# [EXERCISE DIRECTIONS]
Lay out the lines below as a numbered list, leaving out any blank lines, starting with the line containing "Localize 90 of" and going on through the line containing "zoom-in-icon [660, 115, 692, 147]".

# [MATERIAL SUPPLIED]
______

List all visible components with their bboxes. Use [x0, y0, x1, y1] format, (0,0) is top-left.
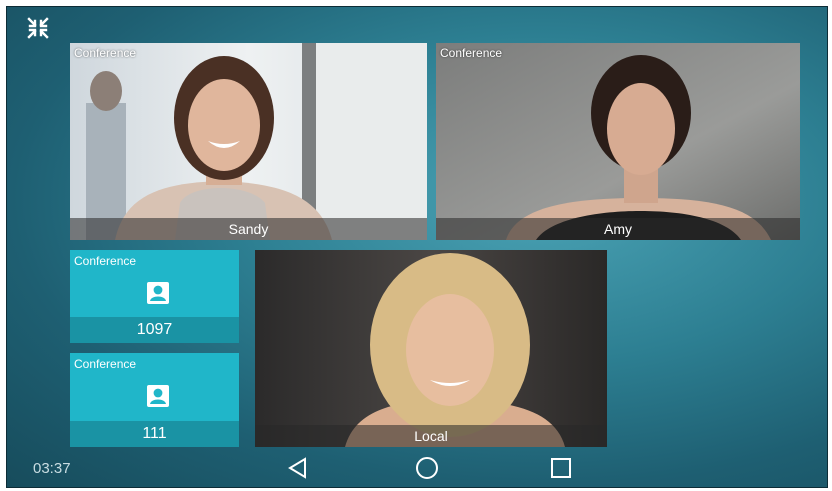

______

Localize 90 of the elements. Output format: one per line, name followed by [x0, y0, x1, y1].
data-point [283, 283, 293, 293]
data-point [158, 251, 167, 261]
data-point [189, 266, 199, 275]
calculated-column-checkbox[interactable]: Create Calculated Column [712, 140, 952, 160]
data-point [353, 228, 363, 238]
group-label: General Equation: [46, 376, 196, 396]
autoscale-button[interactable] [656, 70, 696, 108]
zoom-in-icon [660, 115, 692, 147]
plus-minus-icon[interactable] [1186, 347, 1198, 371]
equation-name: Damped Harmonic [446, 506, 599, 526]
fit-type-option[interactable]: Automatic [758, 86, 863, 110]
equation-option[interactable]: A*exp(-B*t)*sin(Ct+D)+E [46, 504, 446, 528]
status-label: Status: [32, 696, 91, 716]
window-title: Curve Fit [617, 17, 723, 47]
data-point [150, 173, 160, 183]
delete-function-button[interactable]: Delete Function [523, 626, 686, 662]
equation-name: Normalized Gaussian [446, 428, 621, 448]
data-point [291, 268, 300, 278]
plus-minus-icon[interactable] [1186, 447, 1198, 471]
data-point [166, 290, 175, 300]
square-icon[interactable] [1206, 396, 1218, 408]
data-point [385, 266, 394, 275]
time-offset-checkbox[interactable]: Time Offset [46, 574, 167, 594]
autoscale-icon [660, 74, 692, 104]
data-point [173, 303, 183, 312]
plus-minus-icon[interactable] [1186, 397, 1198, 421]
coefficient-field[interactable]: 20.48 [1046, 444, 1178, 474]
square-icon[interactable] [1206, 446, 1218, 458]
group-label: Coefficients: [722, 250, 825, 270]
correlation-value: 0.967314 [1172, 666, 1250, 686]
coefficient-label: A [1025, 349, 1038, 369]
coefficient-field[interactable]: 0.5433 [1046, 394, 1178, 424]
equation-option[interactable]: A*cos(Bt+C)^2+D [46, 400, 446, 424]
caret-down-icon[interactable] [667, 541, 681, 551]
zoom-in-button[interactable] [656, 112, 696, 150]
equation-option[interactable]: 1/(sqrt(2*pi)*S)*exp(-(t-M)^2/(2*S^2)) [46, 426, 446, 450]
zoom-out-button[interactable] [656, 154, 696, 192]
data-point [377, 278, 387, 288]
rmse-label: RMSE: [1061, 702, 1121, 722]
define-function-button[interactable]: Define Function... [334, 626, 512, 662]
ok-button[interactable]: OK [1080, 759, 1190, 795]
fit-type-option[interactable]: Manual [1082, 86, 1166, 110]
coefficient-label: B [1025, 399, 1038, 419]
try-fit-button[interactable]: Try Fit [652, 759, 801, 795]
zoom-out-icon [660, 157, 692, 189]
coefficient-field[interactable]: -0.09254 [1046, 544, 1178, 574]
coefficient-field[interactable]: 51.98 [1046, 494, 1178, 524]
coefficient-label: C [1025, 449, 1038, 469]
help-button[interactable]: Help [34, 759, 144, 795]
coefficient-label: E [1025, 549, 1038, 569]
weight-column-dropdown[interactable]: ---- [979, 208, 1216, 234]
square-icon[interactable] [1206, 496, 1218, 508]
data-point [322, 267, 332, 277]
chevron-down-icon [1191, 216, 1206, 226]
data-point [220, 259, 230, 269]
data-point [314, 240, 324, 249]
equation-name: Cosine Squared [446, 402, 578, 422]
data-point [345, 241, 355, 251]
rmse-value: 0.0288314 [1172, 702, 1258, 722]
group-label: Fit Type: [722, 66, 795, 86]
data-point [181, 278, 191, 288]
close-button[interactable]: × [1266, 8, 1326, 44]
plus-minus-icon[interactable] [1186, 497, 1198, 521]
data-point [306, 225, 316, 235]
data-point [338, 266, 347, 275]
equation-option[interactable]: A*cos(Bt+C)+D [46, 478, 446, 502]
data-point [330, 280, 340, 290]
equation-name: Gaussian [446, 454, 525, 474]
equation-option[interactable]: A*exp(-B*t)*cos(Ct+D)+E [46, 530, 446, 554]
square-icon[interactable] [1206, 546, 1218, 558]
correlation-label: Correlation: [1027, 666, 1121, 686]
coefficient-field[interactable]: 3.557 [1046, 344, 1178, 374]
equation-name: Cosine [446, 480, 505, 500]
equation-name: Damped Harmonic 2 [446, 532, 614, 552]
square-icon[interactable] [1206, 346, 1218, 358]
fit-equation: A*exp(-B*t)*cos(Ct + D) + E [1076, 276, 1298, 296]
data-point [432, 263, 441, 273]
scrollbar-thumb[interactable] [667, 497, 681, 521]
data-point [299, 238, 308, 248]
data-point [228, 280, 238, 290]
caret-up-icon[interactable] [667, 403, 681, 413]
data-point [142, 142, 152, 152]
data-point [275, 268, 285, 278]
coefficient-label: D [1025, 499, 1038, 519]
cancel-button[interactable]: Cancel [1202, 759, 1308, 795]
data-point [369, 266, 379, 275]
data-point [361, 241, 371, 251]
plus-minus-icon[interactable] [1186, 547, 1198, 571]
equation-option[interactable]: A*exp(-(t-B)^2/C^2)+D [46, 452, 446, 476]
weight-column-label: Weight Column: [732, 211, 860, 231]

______

# [RESULT OF THE EXERCISE]
1. Localize 90 of the elements. Output format: one per line, name followed by [x0, y0, x1, y1].
2. data-point [283, 283, 293, 293]
3. data-point [158, 251, 167, 261]
4. data-point [189, 266, 199, 275]
5. calculated-column-checkbox[interactable]: Create Calculated Column [712, 140, 952, 160]
6. data-point [353, 228, 363, 238]
7. group-label: General Equation: [46, 376, 196, 396]
8. autoscale-button[interactable] [656, 70, 696, 108]
9. zoom-in-icon [660, 115, 692, 147]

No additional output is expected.